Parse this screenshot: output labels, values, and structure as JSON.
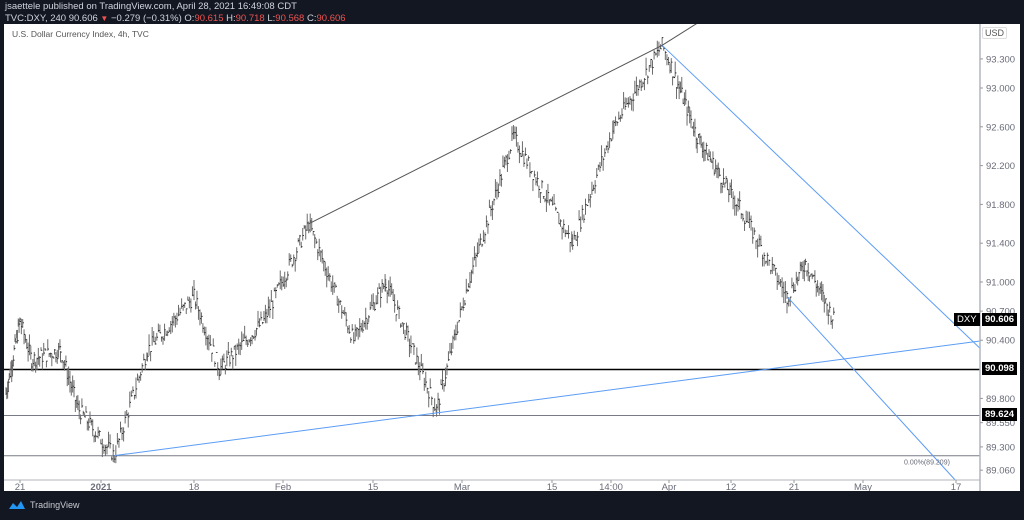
{
  "header": {
    "line1": "jsaettele published on TradingView.com, April 28, 2021 16:49:08 CDT",
    "symbol": "TVC:DXY, 240",
    "last": "90.606",
    "change_arrow": "▼",
    "change": "−0.279 (−0.31%)",
    "o_label": "O:",
    "o": "90.615",
    "h_label": "H:",
    "h": "90.718",
    "l_label": "L:",
    "l": "90.568",
    "c_label": "C:",
    "c": "90.606"
  },
  "chart": {
    "title": "U.S. Dollar Currency Index, 4h, TVC",
    "currency": "USD",
    "symbol_tag": "DXY",
    "last_price_tag": "90.606",
    "level_tags": [
      "90.098",
      "89.624"
    ],
    "fib_label": "0.00%(89.209)"
  },
  "footer": {
    "brand": "TradingView"
  },
  "colors": {
    "background": "#131722",
    "panel": "#ffffff",
    "trendline_blue": "#5b9cf6",
    "down": "#ef5350",
    "bars": "#555555"
  },
  "chart_data": {
    "type": "ohlc_bar",
    "title": "U.S. Dollar Currency Index, 4h, TVC",
    "ylabel": "USD",
    "ylim": [
      89.0,
      93.5
    ],
    "y_ticks": [
      89.06,
      89.3,
      89.55,
      89.8,
      90.098,
      90.4,
      90.7,
      91.0,
      91.4,
      91.8,
      92.2,
      92.6,
      93.0,
      93.3
    ],
    "x_ticks": [
      "21",
      "2021",
      "18",
      "Feb",
      "15",
      "Mar",
      "15",
      "14:00",
      "Apr",
      "12",
      "21",
      "May",
      "17"
    ],
    "last": 90.606,
    "approx_path": [
      {
        "date": "Dec 17",
        "price": 89.85
      },
      {
        "date": "Dec 21",
        "price": 90.6
      },
      {
        "date": "Dec 23",
        "price": 90.2
      },
      {
        "date": "Dec 28",
        "price": 90.3
      },
      {
        "date": "Dec 31",
        "price": 89.7
      },
      {
        "date": "Jan 6",
        "price": 89.21
      },
      {
        "date": "Jan 11",
        "price": 90.3
      },
      {
        "date": "Jan 18",
        "price": 90.85
      },
      {
        "date": "Jan 22",
        "price": 90.1
      },
      {
        "date": "Jan 29",
        "price": 90.6
      },
      {
        "date": "Feb 5",
        "price": 91.6
      },
      {
        "date": "Feb 12",
        "price": 90.4
      },
      {
        "date": "Feb 17",
        "price": 91.0
      },
      {
        "date": "Feb 25",
        "price": 89.68
      },
      {
        "date": "Mar 2",
        "price": 91.0
      },
      {
        "date": "Mar 9",
        "price": 92.5
      },
      {
        "date": "Mar 18",
        "price": 91.4
      },
      {
        "date": "Mar 24",
        "price": 92.6
      },
      {
        "date": "Mar 31",
        "price": 93.44
      },
      {
        "date": "Apr 6",
        "price": 92.5
      },
      {
        "date": "Apr 13",
        "price": 91.8
      },
      {
        "date": "Apr 20",
        "price": 90.85
      },
      {
        "date": "Apr 23",
        "price": 91.2
      },
      {
        "date": "Apr 28",
        "price": 90.606
      }
    ],
    "horizontal_levels": [
      {
        "price": 90.098,
        "color": "#000000"
      },
      {
        "price": 89.624,
        "color": "#787b86"
      },
      {
        "price": 89.209,
        "color": "#787b86",
        "label": "0.00%(89.209)"
      }
    ],
    "trendlines": [
      {
        "from": {
          "date": "Feb 5",
          "price": 91.6
        },
        "to": {
          "date": "Mar 31",
          "price": 93.44
        },
        "color": "#555555"
      },
      {
        "from": {
          "date": "Jan 6",
          "price": 89.21
        },
        "to": {
          "date": "May 27",
          "price": 90.45
        },
        "color": "#5b9cf6"
      },
      {
        "from": {
          "date": "Mar 31",
          "price": 93.44
        },
        "to": {
          "date": "May 27",
          "price": 89.9
        },
        "color": "#5b9cf6"
      },
      {
        "from": {
          "date": "Apr 20",
          "price": 90.85
        },
        "to": {
          "date": "May 17",
          "price": 88.95
        },
        "color": "#5b9cf6"
      }
    ]
  }
}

● ● ● ● ● ● ●

What you should do: Repeat the preceding records precisely, and leave every picture out of the copy.

Completed exercise:
Parse this screenshot: output labels, values, and structure as JSON.
{
  "header": {
    "line1": "jsaettele published on TradingView.com, April 28, 2021 16:49:08 CDT",
    "symbol": "TVC:DXY, 240",
    "last": "90.606",
    "change_arrow": "▼",
    "change": "−0.279 (−0.31%)",
    "o_label": "O:",
    "o": "90.615",
    "h_label": "H:",
    "h": "90.718",
    "l_label": "L:",
    "l": "90.568",
    "c_label": "C:",
    "c": "90.606"
  },
  "chart": {
    "title": "U.S. Dollar Currency Index, 4h, TVC",
    "currency": "USD",
    "symbol_tag": "DXY",
    "last_price_tag": "90.606",
    "level_tags": [
      "90.098",
      "89.624"
    ],
    "fib_label": "0.00%(89.209)"
  },
  "footer": {
    "brand": "TradingView"
  },
  "colors": {
    "background": "#131722",
    "panel": "#ffffff",
    "trendline_blue": "#5b9cf6",
    "down": "#ef5350",
    "bars": "#555555"
  },
  "chart_data": {
    "type": "ohlc_bar",
    "title": "U.S. Dollar Currency Index, 4h, TVC",
    "ylabel": "USD",
    "ylim": [
      89.0,
      93.5
    ],
    "y_ticks": [
      89.06,
      89.3,
      89.55,
      89.8,
      90.098,
      90.4,
      90.7,
      91.0,
      91.4,
      91.8,
      92.2,
      92.6,
      93.0,
      93.3
    ],
    "x_ticks": [
      "21",
      "2021",
      "18",
      "Feb",
      "15",
      "Mar",
      "15",
      "14:00",
      "Apr",
      "12",
      "21",
      "May",
      "17"
    ],
    "last": 90.606,
    "approx_path": [
      {
        "date": "Dec 17",
        "price": 89.85
      },
      {
        "date": "Dec 21",
        "price": 90.6
      },
      {
        "date": "Dec 23",
        "price": 90.2
      },
      {
        "date": "Dec 28",
        "price": 90.3
      },
      {
        "date": "Dec 31",
        "price": 89.7
      },
      {
        "date": "Jan 6",
        "price": 89.21
      },
      {
        "date": "Jan 11",
        "price": 90.3
      },
      {
        "date": "Jan 18",
        "price": 90.85
      },
      {
        "date": "Jan 22",
        "price": 90.1
      },
      {
        "date": "Jan 29",
        "price": 90.6
      },
      {
        "date": "Feb 5",
        "price": 91.6
      },
      {
        "date": "Feb 12",
        "price": 90.4
      },
      {
        "date": "Feb 17",
        "price": 91.0
      },
      {
        "date": "Feb 25",
        "price": 89.68
      },
      {
        "date": "Mar 2",
        "price": 91.0
      },
      {
        "date": "Mar 9",
        "price": 92.5
      },
      {
        "date": "Mar 18",
        "price": 91.4
      },
      {
        "date": "Mar 24",
        "price": 92.6
      },
      {
        "date": "Mar 31",
        "price": 93.44
      },
      {
        "date": "Apr 6",
        "price": 92.5
      },
      {
        "date": "Apr 13",
        "price": 91.8
      },
      {
        "date": "Apr 20",
        "price": 90.85
      },
      {
        "date": "Apr 23",
        "price": 91.2
      },
      {
        "date": "Apr 28",
        "price": 90.606
      }
    ],
    "horizontal_levels": [
      {
        "price": 90.098,
        "color": "#000000"
      },
      {
        "price": 89.624,
        "color": "#787b86"
      },
      {
        "price": 89.209,
        "color": "#787b86",
        "label": "0.00%(89.209)"
      }
    ],
    "trendlines": [
      {
        "from": {
          "date": "Feb 5",
          "price": 91.6
        },
        "to": {
          "date": "Mar 31",
          "price": 93.44
        },
        "color": "#555555"
      },
      {
        "from": {
          "date": "Jan 6",
          "price": 89.21
        },
        "to": {
          "date": "May 27",
          "price": 90.45
        },
        "color": "#5b9cf6"
      },
      {
        "from": {
          "date": "Mar 31",
          "price": 93.44
        },
        "to": {
          "date": "May 27",
          "price": 89.9
        },
        "color": "#5b9cf6"
      },
      {
        "from": {
          "date": "Apr 20",
          "price": 90.85
        },
        "to": {
          "date": "May 17",
          "price": 88.95
        },
        "color": "#5b9cf6"
      }
    ]
  }
}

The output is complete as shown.